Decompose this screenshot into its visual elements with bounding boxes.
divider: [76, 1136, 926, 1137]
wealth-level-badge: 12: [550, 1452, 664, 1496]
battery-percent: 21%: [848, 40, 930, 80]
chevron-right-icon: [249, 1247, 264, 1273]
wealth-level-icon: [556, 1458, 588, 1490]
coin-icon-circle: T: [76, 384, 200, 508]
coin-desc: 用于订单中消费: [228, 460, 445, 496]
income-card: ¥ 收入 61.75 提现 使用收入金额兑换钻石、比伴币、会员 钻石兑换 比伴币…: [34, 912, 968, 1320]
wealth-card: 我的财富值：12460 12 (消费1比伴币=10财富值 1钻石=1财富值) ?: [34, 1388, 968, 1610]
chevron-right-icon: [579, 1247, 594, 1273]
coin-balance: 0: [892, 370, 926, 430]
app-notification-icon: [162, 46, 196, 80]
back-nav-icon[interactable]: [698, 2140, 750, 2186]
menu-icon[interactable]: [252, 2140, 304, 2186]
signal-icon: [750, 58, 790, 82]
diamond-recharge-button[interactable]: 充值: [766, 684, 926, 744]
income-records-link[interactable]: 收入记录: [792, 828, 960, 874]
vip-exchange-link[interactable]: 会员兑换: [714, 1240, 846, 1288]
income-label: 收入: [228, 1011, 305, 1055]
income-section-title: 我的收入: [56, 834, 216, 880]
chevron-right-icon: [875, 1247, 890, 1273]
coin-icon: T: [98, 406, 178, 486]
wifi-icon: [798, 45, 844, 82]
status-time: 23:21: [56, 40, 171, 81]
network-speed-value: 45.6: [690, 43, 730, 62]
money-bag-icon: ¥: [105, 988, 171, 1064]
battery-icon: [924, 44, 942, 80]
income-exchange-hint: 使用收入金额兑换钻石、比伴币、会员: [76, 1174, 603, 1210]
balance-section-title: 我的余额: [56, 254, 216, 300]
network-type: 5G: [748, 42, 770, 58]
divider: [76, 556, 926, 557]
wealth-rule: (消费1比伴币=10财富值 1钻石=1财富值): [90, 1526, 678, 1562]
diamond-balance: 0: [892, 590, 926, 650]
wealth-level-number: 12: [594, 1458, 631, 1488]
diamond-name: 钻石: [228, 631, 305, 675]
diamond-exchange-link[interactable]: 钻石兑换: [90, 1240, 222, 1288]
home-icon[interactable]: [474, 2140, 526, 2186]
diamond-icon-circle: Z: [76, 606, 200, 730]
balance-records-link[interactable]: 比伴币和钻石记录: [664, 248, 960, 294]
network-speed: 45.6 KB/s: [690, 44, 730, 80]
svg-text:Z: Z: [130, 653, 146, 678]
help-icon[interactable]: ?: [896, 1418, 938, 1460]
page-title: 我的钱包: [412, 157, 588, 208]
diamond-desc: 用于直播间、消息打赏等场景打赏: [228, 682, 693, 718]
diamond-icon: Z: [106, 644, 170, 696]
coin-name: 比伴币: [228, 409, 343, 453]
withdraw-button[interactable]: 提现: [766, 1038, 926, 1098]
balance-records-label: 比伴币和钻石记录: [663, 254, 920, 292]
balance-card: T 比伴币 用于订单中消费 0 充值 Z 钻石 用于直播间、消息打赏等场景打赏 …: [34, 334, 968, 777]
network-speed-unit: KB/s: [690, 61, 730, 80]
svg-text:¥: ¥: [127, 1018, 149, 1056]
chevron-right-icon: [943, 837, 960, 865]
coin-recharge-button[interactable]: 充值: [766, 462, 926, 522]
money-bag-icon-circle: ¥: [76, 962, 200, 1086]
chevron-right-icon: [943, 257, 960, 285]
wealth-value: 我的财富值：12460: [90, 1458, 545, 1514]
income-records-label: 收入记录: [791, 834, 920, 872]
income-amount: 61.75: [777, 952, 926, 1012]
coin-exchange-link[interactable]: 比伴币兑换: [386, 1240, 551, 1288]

⁂

## WHAT IS ASKED
Return the listing from its first line up to and including the line with "income-section-title: 我的收入: [56, 834, 216, 880]", reproducing each line exactly.

## ANSWER TO THIS EXERCISE
Decompose this screenshot into its visual elements with bounding boxes.
divider: [76, 1136, 926, 1137]
wealth-level-badge: 12: [550, 1452, 664, 1496]
battery-percent: 21%: [848, 40, 930, 80]
chevron-right-icon: [249, 1247, 264, 1273]
wealth-level-icon: [556, 1458, 588, 1490]
coin-icon-circle: T: [76, 384, 200, 508]
coin-desc: 用于订单中消费: [228, 460, 445, 496]
income-card: ¥ 收入 61.75 提现 使用收入金额兑换钻石、比伴币、会员 钻石兑换 比伴币…: [34, 912, 968, 1320]
wealth-card: 我的财富值：12460 12 (消费1比伴币=10财富值 1钻石=1财富值) ?: [34, 1388, 968, 1610]
chevron-right-icon: [579, 1247, 594, 1273]
coin-balance: 0: [892, 370, 926, 430]
app-notification-icon: [162, 46, 196, 80]
back-nav-icon[interactable]: [698, 2140, 750, 2186]
menu-icon[interactable]: [252, 2140, 304, 2186]
signal-icon: [750, 58, 790, 82]
diamond-recharge-button[interactable]: 充值: [766, 684, 926, 744]
income-records-link[interactable]: 收入记录: [792, 828, 960, 874]
vip-exchange-link[interactable]: 会员兑换: [714, 1240, 846, 1288]
income-label: 收入: [228, 1011, 305, 1055]
income-section-title: 我的收入: [56, 834, 216, 880]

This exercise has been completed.